Texto para leer –
*****

Con un escenario tan artificial como esa maqueta del imaginario americano que preside una de las habitaciones principales donde transcurre la película, el filme de Oppenheimer nos conduce a un mundo subterráneo donde (sobre)viven seis supervivientes de un mundo arrasado. El por qué están ahí, se conforma (re)uniendo los trozos de un puzzle que, pieza a pieza, nos entrega Oppenheimer. De allí deduciremos que la ambición especulativa de explotar el subsuelo y el petróleo ha carcomido un mundo devenido en infierno. Los supervivientes conforman una curiosa tripulación. En el interior de una mina de sal que podría confundirse con una nave galáctica, se reconstruye un hogar convencional. Obras pictóricas escogidas con intención significadora decoran las paredes de una vida más yerma que calma. La presencia de un intruso da lugar a nuevas preguntas y resquebraja esa loca serenidad. Les une la culpa, un pasado silenciado y un futuro de corto alcance articulado por la repetición. Entre canto y canto, Oppenheimer desnuda unos personajes encabezados por Tilda Swinton. Y como se deduce de su presencia, el filme puede ser cualquier cosa menos convencional.

Al estilo del Terence Malickde sus visiones más barrocas, Oppenheimer siembra en esa mina de sal donde acontece su historia, símbolos y citas textuales. Lo que se sugiere en el guion, exige mucho. El cómo lo cuenta Oppenheimer, florece sin esplendor. El danés confunde solemnidad con trascendencia, profundidad con hermetismo y calidad con premiosidad. Desde ahí crece este disparatado e intrigante desvarío.

*****

Ejercicio propuesto –
Reproduce sin cambios el fragmento de la reseña de la película que empieza en "Al estilo del" y termina en "e intrigante desvarío.".

*****

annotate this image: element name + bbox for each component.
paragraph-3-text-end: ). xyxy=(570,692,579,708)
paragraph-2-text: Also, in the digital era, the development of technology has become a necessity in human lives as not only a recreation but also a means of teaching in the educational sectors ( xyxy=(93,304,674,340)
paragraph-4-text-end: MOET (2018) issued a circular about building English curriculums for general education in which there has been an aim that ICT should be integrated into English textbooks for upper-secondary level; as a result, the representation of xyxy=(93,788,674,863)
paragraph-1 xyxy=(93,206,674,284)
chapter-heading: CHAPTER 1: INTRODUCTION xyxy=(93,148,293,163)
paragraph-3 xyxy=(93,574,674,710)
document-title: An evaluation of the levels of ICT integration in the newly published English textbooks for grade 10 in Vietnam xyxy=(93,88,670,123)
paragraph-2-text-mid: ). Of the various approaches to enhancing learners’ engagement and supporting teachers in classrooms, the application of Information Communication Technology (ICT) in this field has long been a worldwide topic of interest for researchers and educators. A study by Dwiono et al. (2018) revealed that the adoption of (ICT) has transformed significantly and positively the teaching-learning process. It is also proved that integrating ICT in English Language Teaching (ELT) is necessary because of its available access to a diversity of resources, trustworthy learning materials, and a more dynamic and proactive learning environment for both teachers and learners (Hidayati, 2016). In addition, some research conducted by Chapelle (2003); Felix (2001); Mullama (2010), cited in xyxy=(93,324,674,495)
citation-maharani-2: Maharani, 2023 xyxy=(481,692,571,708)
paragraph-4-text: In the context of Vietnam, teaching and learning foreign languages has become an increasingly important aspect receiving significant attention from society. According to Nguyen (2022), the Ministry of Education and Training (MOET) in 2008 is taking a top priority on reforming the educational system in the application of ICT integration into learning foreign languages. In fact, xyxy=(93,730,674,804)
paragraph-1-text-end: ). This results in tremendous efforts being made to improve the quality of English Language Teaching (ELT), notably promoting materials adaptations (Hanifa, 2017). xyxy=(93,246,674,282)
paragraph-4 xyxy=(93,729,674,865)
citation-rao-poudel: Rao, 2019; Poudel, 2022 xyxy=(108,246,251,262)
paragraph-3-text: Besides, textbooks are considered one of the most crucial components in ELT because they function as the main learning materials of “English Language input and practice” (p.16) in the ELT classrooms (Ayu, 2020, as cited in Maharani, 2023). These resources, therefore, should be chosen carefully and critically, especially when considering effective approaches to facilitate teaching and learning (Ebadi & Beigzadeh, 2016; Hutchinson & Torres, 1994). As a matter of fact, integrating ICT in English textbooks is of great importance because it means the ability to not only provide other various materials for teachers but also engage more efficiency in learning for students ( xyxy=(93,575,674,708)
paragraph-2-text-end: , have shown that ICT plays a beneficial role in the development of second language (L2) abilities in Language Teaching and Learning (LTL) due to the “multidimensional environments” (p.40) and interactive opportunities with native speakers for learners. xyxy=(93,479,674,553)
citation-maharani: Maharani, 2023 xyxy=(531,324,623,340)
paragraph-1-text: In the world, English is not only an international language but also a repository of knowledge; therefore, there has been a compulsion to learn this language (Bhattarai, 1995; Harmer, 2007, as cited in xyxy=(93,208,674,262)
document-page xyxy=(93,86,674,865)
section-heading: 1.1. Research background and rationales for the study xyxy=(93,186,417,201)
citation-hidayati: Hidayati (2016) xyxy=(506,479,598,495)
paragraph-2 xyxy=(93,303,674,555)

*****

Tarea resuelta –
Al estilo del Terence Malickde sus visiones más barrocas, Oppenheimer siembra en esa mina de sal donde acontece su historia, símbolos y citas textuales. Lo que se sugiere en el guion, exige mucho. El cómo lo cuenta Oppenheimer, florece sin esplendor. El danés confunde solemnidad con trascendencia, profundidad con hermetismo y calidad con premiosidad. Desde ahí crece este disparatado e intrigante desvarío.